Thursday, May 27, 2010

ARTS EDUCATION: A HIDDEN TREASURE

In order to highlight the important role of arts education within and outside schools, leading experts from around the world are exchanging (25 to 28 May) their views on the subject of arts and education, thus promoting the importance of arts education in the international community. This is the second global meeting after the one held in 2006 in Lisbon.

The aim is to establish a field of common understanding on the important role that arts education plays within the international community, and facilitate the exchange of ideas, knowledge and good practices.

Much remains to be done in the field of art education at all levels, whether it be raising awareness about its introduction and implementation in various educational and social contexts, or linking up different actors and communities in order to lay the foundations for international cooperation.

The Education: a hidden treasure report places emphasis on the urgent need to reform and strengthen school systems in developing countries, especially primary education, and stresses the importance of education through art and creativity.

It cannot be denied that education is the instrument that best opens the doors to development. However, considering the global challenges we face and the diversity of opinions, cultures and situations that we must accept in contemporary society, the effectiveness of an education rooted in traditional objectives, such as the mere transmission knowledge, is questionable. From this perspective, UNESCO acknowledges the importance of creativity and the arts, and learning from them, as crucial elements for the coming together and the ongoing development of societies and individuals.

To anticipate changing needs, giving a special place to the teaching of artistic values and subjects in order to foster and encourage creativity, which is a distinctive attribute of the human species – therein lies our hope.

Photographs: Creative Workshops at the Day Care Centers, Pune.
Fundación Asha-Kiran

Tuesday, May 25, 2010

ASHA-KIRAN in BOLLYMADRID 2010

The third Bollywood and Indian culture festival will take place in Madrid on June 4th, 5th and 6th.

Organizer: Madrid Central District City Hall and Lavapiés Neighbors Association


• Multidisciplinary and integration Indian culture week in the Lavapiés borough.

• It will take place throughout Lavapiés, with a wide array of cultural and visual features.

• The cultural agenda will be distributed in themes among the following town squares:

- Food at Lavapiés Square
- Bollywood films at Agustín Lara Square
- Handicrafts and design at Corrala Square

At Corrala Square there will also be separate spaces for several NGOs that work in India and wish to make their work known to the public, enlist new sponsors or simply carry out activities in relation to the themes in question.

| To be done |
(1) Rewrite the paragraph of the arts education text that begins "In order to highlight" as a short bulleted list that keeps its main facts.
(2) Turn the records from the line with "Patent image size: (1020, 1155)." to the line with "The ammeter 18 is at (606, 73).", inclusive, into a two-column CSV with the columns description and positions, one row per record. Put each field in double quotes and replace its line breaks with spaces.

Records from a data collection
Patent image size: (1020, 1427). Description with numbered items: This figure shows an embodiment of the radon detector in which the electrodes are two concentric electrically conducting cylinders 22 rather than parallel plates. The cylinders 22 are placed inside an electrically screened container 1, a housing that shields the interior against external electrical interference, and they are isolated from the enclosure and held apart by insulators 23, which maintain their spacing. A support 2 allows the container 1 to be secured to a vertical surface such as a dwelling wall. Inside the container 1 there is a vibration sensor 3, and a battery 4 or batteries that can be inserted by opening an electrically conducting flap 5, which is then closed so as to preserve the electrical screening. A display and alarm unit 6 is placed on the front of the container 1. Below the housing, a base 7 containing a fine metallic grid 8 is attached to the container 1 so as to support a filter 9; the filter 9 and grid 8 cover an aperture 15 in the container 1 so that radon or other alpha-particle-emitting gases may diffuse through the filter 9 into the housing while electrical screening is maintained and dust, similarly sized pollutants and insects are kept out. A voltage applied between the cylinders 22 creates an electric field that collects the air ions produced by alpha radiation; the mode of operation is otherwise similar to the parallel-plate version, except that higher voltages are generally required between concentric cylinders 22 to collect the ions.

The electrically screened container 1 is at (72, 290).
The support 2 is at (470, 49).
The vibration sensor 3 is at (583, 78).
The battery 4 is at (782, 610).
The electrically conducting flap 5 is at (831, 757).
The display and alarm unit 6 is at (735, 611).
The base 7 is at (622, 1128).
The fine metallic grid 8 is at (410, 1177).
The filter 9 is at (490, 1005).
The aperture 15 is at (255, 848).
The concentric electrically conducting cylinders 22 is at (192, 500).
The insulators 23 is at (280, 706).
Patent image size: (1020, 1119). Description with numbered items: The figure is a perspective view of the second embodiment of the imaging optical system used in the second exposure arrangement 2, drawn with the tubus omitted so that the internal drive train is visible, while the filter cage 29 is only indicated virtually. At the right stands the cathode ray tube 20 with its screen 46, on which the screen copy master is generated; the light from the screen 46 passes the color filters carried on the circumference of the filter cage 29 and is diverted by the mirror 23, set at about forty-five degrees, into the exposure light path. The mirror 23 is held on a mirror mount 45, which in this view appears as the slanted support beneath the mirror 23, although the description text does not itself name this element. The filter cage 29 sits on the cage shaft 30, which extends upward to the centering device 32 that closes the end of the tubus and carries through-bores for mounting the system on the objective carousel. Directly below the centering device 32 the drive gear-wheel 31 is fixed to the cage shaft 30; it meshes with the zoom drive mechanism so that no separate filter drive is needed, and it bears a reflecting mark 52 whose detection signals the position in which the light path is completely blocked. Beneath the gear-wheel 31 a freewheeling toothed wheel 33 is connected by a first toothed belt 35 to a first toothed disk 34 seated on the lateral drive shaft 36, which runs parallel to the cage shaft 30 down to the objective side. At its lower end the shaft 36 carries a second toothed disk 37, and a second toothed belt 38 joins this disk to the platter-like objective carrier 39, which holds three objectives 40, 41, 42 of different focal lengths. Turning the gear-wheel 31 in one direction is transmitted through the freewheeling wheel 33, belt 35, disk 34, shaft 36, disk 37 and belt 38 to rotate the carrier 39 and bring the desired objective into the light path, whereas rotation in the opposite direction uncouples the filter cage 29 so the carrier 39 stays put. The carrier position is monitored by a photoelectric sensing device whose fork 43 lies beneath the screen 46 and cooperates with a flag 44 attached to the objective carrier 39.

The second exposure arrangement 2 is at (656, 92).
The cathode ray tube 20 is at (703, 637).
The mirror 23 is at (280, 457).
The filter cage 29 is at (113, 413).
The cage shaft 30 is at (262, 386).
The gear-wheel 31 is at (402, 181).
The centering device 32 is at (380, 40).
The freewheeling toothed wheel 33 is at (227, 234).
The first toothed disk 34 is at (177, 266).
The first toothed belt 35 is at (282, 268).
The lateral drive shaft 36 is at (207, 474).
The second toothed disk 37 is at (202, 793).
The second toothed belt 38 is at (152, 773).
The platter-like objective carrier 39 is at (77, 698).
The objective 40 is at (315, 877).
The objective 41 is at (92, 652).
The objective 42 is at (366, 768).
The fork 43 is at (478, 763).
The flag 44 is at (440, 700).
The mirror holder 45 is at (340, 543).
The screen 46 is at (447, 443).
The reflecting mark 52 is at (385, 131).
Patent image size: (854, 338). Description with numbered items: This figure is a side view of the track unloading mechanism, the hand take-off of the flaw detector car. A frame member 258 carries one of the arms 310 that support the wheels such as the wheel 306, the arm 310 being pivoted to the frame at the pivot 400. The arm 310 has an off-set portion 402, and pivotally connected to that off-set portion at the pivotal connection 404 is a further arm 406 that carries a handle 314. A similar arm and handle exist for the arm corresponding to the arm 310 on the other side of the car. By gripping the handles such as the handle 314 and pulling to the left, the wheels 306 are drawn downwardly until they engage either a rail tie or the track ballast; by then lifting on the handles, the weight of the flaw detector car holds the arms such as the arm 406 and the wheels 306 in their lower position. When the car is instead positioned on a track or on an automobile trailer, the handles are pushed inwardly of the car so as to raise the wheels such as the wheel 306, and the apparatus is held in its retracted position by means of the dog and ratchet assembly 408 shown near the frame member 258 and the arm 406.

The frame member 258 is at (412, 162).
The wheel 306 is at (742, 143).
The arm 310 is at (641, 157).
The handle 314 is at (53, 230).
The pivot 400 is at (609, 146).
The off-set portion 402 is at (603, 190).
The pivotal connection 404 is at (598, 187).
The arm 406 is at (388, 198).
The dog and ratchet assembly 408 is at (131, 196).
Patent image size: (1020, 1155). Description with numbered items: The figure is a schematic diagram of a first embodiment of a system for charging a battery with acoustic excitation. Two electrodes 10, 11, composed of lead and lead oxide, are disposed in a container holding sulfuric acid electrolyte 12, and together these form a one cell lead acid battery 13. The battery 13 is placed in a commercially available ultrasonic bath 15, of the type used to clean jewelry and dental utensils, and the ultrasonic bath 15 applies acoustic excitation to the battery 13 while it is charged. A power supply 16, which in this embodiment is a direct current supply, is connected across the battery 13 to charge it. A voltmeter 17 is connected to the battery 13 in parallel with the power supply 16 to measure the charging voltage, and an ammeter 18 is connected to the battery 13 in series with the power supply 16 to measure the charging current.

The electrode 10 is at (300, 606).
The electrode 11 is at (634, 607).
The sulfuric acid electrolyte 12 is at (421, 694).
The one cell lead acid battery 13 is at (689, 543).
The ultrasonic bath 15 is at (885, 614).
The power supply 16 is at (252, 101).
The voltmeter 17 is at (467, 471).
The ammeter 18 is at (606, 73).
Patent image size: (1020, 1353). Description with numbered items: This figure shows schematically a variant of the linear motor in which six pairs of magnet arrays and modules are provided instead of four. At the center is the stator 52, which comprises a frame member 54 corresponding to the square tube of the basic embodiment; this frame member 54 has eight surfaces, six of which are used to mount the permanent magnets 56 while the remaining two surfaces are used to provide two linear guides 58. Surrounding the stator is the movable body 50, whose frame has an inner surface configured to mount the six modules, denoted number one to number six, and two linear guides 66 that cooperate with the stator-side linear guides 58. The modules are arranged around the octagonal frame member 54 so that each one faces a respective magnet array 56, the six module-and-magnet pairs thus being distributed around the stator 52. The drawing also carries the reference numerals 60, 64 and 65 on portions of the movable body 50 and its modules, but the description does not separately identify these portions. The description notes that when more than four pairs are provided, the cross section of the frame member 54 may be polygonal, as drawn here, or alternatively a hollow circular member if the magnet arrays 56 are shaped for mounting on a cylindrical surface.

| Answers to the exercises |
(1)
- Leading experts from around the world are exchanging views on arts and education from May 25 to 28.
- The purpose is to highlight the important role of arts education within and outside schools and to promote its importance in the international community.
- This is the second global meeting, after one held in 2006 in Lisbon.

(2)
description,positions
"Patent image size: (1020, 1155). Description with numbered items: The figure is a schematic diagram of a first embodiment of a system for charging a battery with acoustic excitation. Two electrodes 10, 11, composed of lead and lead oxide, are disposed in a container holding sulfuric acid electrolyte 12, and together these form a one cell lead acid battery 13. The battery 13 is placed in a commercially available ultrasonic bath 15, of the type used to clean jewelry and dental utensils, and the ultrasonic bath 15 applies acoustic excitation to the battery 13 while it is charged. A power supply 16, which in this embodiment is a direct current supply, is connected across the battery 13 to charge it. A voltmeter 17 is connected to the battery 13 in parallel with the power supply 16 to measure the charging voltage, and an ammeter 18 is connected to the battery 13 in series with the power supply 16 to measure the charging current.","The electrode 10 is at (300, 606). The electrode 11 is at (634, 607). The sulfuric acid electrolyte 12 is at (421, 694). The one cell lead acid battery 13 is at (689, 543). The ultrasonic bath 15 is at (885, 614). The power supply 16 is at (252, 101). The voltmeter 17 is at (467, 471). The ammeter 18 is at (606, 73)."